━━━━━ Recorded data

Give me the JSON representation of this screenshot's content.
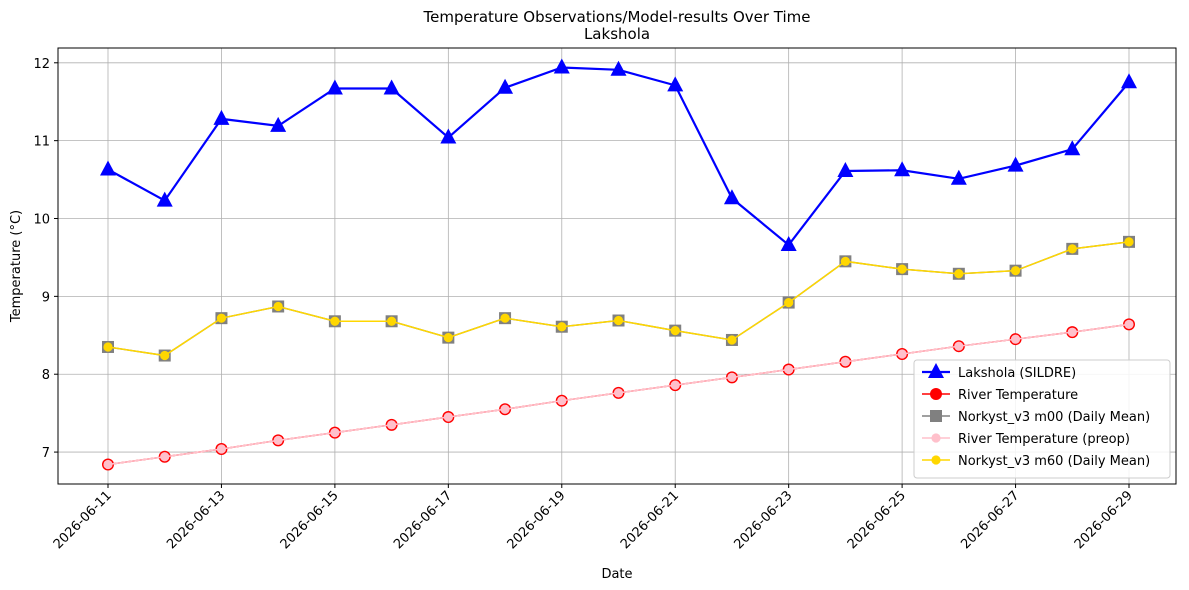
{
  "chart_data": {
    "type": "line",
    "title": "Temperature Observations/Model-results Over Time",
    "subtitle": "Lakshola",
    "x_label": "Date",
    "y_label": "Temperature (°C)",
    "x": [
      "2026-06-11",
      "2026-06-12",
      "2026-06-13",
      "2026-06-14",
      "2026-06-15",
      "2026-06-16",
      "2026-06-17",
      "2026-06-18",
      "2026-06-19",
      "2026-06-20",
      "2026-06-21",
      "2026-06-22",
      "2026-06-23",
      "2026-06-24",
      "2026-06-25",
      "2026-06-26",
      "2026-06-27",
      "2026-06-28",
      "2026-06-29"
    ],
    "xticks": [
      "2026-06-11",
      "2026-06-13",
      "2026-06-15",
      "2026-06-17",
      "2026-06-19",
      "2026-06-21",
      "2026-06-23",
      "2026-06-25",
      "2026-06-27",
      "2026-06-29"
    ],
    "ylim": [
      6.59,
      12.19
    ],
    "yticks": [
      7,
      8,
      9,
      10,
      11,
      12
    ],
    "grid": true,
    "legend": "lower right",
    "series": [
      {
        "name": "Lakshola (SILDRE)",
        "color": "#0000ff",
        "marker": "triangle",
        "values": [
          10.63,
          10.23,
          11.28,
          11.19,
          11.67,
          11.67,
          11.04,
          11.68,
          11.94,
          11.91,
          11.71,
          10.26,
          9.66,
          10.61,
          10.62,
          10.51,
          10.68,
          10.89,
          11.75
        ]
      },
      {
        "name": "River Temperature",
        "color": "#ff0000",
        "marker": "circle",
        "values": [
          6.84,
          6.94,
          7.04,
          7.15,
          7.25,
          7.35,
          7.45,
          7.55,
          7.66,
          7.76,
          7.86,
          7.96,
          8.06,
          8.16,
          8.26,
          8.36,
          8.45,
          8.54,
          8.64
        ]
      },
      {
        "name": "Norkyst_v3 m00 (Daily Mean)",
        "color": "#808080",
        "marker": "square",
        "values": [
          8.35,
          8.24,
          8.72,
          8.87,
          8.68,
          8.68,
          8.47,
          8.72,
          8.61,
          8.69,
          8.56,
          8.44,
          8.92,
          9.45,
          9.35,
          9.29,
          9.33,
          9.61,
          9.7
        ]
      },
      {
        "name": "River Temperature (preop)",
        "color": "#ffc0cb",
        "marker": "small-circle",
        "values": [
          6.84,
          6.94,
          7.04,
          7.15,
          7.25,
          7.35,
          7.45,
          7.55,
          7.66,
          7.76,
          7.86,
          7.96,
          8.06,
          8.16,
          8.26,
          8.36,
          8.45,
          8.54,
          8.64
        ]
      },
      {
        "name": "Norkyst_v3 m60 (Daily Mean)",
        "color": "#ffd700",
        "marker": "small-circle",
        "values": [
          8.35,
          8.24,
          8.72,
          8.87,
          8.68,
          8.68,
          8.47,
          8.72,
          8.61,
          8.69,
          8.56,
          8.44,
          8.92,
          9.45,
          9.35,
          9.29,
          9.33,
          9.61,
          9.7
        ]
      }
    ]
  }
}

━━━━━━━━━━
━━━━━ Recorded data

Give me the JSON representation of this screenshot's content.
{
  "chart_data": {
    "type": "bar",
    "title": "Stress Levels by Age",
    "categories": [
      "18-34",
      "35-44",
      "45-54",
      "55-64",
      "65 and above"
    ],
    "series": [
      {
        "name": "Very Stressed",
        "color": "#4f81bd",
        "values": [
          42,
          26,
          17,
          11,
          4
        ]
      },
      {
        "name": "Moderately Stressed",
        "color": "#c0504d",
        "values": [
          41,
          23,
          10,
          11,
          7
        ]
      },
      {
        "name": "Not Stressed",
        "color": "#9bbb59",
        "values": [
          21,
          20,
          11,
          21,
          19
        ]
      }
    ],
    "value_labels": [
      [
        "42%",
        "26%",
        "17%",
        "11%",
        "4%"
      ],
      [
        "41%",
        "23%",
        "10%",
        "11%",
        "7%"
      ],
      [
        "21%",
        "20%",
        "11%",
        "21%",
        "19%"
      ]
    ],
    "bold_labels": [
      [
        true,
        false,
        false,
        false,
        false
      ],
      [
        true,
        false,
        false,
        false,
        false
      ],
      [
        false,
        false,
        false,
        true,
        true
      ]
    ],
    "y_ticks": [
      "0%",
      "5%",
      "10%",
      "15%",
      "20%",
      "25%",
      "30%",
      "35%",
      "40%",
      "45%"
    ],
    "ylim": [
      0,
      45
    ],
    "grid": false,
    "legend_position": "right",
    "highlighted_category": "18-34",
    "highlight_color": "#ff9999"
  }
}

━━━━━━━━━━

Of the lines in the listing above, how many hold the string "Daily"? Reply with the number only.

2